=== STORED RECORDS ===

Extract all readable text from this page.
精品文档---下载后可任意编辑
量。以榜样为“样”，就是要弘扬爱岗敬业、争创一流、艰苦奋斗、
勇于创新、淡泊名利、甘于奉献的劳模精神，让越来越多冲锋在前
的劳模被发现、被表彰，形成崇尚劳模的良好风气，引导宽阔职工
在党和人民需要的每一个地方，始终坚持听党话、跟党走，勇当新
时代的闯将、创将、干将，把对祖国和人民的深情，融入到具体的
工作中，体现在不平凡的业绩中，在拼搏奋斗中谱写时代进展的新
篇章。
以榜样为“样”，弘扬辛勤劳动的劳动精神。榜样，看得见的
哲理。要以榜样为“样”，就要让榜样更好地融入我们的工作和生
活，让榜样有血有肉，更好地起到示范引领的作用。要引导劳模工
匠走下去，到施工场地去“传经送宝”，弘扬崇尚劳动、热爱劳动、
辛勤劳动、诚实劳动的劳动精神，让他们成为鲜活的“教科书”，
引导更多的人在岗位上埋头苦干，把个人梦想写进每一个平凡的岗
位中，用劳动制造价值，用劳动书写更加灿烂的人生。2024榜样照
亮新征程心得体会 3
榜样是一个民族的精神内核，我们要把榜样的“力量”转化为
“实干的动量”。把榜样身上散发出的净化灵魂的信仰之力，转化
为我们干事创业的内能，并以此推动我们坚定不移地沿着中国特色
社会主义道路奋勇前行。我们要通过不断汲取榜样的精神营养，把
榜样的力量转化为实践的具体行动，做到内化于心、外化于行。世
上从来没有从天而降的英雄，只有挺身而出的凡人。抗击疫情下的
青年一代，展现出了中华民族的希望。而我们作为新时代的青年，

===
=== STORED RECORDS ===

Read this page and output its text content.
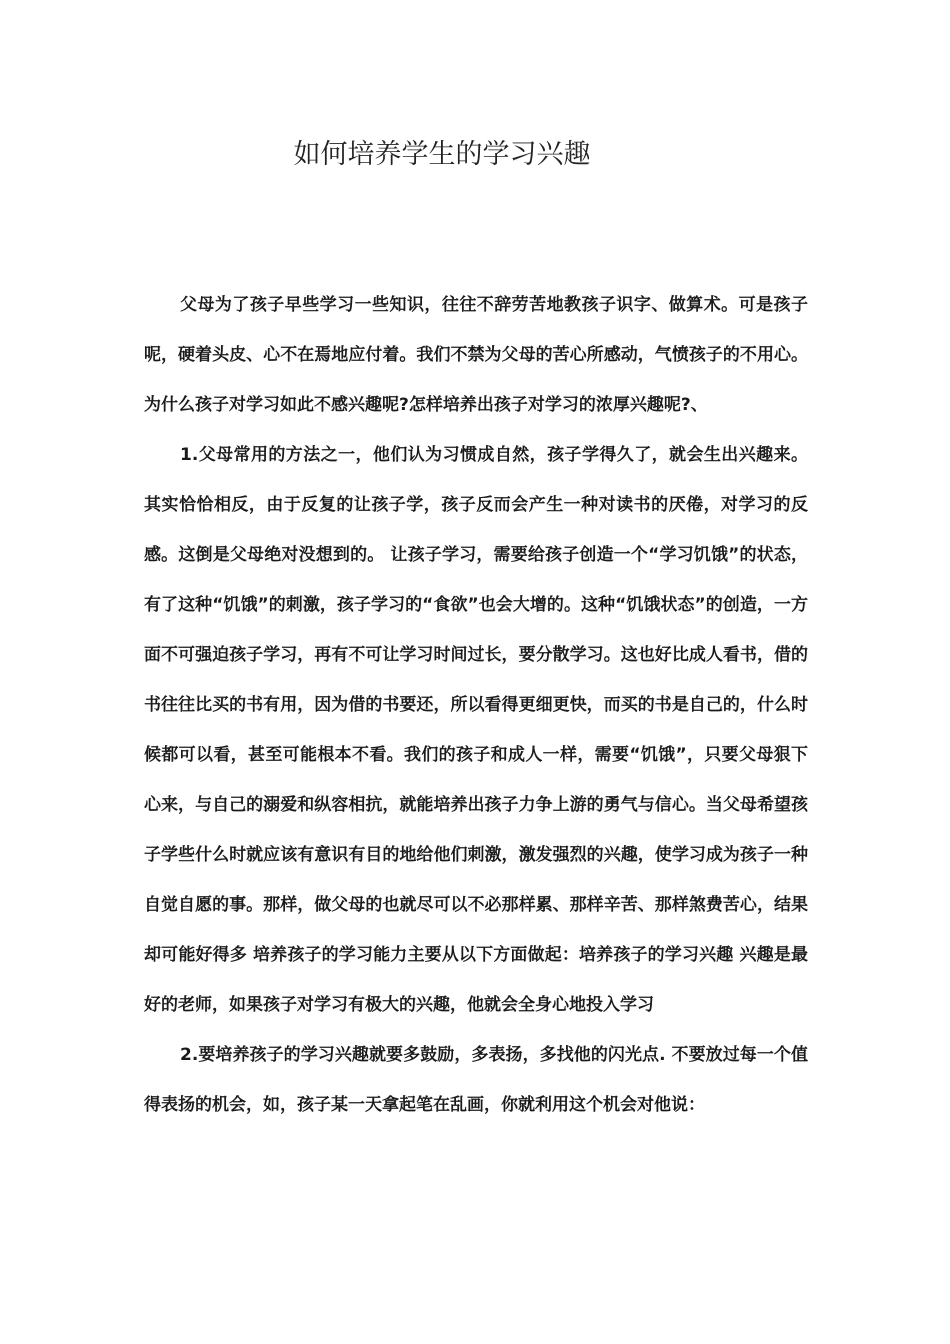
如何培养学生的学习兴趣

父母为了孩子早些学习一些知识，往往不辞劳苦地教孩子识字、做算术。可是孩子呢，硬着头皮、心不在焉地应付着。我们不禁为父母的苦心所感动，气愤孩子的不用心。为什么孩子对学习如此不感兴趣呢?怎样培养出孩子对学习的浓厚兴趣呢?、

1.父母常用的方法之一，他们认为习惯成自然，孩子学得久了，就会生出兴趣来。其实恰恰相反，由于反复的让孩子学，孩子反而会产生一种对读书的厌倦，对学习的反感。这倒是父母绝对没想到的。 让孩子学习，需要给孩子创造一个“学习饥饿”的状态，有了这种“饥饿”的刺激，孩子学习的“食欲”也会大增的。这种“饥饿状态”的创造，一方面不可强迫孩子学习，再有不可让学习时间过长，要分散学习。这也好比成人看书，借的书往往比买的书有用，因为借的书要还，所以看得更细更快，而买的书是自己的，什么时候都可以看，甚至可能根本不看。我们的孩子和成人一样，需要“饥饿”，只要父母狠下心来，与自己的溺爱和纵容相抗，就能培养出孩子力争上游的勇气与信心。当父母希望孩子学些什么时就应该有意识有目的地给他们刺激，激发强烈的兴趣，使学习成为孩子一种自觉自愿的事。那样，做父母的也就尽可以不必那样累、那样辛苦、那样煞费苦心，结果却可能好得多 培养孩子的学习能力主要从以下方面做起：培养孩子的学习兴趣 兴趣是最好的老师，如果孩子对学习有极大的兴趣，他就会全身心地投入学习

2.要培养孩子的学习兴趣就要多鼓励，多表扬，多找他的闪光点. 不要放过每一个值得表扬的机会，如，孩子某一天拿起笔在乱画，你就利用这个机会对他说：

===

▶ STATED TASK:
State how many lines of the records above contain the word "this", giving only that number.

▶ TASK SOLUTION:
2